### SET EXERCISE
Pull out every line containing the string "name".

******

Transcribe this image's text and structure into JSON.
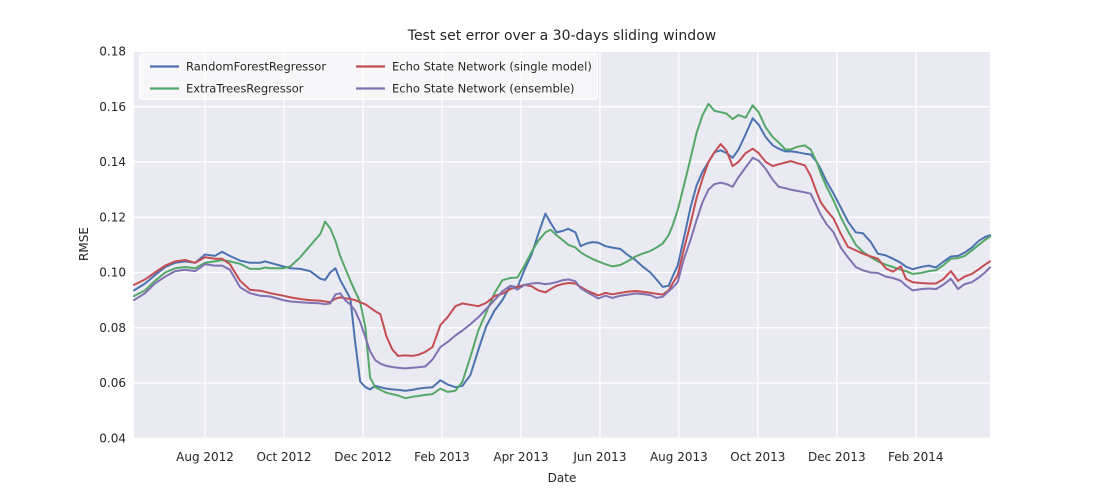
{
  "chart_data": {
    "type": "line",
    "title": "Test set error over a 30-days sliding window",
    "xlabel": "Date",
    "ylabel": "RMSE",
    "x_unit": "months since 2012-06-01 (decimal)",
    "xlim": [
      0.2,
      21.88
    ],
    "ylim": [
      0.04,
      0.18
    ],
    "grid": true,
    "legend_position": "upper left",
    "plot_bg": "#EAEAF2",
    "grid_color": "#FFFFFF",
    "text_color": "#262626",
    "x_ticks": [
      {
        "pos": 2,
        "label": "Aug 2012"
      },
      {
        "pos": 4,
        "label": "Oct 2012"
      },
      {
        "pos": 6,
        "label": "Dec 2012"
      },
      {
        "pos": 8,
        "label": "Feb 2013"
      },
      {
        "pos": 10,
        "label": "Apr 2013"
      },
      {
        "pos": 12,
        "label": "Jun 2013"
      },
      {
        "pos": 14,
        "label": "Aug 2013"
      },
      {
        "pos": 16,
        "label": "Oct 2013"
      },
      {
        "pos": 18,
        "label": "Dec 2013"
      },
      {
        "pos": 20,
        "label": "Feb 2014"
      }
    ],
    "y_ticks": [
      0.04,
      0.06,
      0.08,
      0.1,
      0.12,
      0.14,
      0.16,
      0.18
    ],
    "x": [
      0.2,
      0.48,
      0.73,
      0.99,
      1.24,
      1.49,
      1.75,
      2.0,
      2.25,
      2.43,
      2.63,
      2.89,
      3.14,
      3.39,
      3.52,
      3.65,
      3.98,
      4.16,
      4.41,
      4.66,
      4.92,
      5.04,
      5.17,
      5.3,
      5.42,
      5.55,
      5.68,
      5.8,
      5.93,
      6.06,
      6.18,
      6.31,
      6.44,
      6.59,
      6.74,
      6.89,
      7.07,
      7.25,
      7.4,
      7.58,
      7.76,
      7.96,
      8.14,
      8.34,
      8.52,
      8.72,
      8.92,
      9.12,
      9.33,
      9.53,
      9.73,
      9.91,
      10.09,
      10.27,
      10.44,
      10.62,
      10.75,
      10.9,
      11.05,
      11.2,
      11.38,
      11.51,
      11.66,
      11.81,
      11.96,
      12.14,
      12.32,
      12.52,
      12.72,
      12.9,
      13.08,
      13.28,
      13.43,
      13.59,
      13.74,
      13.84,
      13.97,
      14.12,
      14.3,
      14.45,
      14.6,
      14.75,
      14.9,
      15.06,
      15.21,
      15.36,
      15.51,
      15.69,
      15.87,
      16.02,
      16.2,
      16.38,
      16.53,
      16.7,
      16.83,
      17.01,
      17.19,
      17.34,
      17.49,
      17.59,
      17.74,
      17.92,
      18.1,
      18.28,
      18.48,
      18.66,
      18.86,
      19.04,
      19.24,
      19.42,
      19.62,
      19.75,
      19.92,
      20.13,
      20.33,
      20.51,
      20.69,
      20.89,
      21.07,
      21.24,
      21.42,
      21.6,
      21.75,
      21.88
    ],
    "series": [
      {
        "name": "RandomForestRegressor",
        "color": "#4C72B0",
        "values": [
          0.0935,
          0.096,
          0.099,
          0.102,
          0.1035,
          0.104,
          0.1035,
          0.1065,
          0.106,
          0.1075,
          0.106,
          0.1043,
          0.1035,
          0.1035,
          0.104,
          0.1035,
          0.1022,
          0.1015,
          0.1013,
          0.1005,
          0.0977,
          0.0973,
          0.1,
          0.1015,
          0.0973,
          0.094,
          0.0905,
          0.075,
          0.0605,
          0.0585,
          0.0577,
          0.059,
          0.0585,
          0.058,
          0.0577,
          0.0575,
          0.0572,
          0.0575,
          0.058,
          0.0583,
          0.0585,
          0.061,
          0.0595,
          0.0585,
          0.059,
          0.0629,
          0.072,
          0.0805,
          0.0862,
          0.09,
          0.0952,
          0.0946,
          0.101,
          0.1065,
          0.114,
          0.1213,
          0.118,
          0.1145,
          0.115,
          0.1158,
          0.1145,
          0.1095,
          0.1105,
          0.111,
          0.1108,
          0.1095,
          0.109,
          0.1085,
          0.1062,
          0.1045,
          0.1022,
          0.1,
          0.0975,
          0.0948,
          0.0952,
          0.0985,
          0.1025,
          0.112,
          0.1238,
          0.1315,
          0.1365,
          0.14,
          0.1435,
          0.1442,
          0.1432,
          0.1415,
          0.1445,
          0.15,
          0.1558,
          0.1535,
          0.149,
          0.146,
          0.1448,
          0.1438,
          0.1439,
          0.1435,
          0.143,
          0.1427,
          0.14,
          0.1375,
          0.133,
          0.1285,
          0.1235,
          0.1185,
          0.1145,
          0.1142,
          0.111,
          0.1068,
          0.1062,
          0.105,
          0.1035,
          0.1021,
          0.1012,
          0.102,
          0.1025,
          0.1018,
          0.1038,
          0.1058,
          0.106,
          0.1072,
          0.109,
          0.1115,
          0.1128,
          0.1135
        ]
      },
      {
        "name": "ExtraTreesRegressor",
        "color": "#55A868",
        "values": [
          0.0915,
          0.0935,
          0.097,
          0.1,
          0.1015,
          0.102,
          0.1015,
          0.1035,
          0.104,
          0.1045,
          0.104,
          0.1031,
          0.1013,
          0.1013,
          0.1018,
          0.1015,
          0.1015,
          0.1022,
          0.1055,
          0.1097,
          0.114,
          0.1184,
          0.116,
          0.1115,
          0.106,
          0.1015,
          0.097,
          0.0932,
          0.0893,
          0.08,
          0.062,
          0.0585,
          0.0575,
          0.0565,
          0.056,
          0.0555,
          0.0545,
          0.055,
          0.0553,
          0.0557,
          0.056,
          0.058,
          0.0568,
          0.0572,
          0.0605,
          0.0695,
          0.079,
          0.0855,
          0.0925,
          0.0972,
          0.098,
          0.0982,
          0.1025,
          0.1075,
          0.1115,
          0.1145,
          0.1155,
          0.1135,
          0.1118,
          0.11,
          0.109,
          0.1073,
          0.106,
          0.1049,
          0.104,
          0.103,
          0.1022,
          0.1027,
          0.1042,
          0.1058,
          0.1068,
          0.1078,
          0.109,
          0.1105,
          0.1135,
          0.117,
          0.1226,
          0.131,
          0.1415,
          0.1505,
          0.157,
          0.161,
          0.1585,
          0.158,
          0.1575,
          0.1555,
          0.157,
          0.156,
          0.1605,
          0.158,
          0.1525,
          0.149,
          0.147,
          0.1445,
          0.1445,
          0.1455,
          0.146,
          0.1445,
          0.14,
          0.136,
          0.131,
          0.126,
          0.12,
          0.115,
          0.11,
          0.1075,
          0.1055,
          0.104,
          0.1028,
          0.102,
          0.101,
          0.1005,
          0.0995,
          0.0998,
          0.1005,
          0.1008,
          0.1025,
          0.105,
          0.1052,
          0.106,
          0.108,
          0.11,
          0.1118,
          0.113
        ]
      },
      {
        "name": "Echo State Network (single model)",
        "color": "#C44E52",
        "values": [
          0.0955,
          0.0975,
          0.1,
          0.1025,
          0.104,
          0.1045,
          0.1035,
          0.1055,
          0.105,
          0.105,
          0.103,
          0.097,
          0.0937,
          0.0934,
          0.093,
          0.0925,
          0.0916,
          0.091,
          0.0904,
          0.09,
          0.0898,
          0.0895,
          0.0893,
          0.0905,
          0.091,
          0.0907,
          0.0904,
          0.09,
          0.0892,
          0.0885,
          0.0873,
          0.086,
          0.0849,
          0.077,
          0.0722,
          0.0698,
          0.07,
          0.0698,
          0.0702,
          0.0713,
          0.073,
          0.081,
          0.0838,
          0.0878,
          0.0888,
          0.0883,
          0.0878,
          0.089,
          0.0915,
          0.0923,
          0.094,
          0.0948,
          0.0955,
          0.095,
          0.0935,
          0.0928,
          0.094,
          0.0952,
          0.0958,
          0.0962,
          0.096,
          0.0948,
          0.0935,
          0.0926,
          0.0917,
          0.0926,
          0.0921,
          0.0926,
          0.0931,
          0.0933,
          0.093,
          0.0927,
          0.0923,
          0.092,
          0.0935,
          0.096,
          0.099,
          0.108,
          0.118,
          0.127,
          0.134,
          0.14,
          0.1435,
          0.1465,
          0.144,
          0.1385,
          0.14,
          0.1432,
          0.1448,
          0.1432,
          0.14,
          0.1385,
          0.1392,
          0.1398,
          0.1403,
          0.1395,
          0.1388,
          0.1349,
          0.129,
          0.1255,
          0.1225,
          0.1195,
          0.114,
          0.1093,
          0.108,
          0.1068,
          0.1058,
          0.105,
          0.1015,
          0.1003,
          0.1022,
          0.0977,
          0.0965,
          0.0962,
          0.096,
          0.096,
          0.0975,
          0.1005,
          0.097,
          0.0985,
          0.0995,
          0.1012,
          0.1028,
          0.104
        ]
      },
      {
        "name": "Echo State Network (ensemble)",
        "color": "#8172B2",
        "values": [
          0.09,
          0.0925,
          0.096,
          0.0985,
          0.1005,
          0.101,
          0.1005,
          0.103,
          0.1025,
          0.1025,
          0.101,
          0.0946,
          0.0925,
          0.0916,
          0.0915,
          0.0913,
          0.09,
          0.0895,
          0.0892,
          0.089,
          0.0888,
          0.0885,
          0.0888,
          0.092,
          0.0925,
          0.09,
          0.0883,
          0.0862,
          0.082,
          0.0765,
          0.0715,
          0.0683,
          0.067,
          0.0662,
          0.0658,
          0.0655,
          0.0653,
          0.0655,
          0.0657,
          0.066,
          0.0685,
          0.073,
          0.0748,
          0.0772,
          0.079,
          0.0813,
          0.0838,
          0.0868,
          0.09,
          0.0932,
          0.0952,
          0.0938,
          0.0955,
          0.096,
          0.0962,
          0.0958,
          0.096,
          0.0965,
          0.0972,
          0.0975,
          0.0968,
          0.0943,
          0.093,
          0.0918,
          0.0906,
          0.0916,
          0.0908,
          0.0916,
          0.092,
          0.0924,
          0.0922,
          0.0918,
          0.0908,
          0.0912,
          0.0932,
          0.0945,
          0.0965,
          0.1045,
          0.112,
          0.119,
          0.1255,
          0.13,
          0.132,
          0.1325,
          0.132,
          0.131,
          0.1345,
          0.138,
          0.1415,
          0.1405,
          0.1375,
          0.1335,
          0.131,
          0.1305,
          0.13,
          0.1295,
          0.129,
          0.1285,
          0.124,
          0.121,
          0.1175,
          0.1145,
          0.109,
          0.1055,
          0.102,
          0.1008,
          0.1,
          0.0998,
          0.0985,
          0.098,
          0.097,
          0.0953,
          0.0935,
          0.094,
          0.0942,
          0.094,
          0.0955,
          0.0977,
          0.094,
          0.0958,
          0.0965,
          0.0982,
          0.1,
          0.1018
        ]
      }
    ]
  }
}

******

### SOLUTION TO THIS TASK
        "name": "RandomForestRegressor",
        "name": "ExtraTreesRegressor",
        "name": "Echo State Network (single model)",
        "name": "Echo State Network (ensemble)",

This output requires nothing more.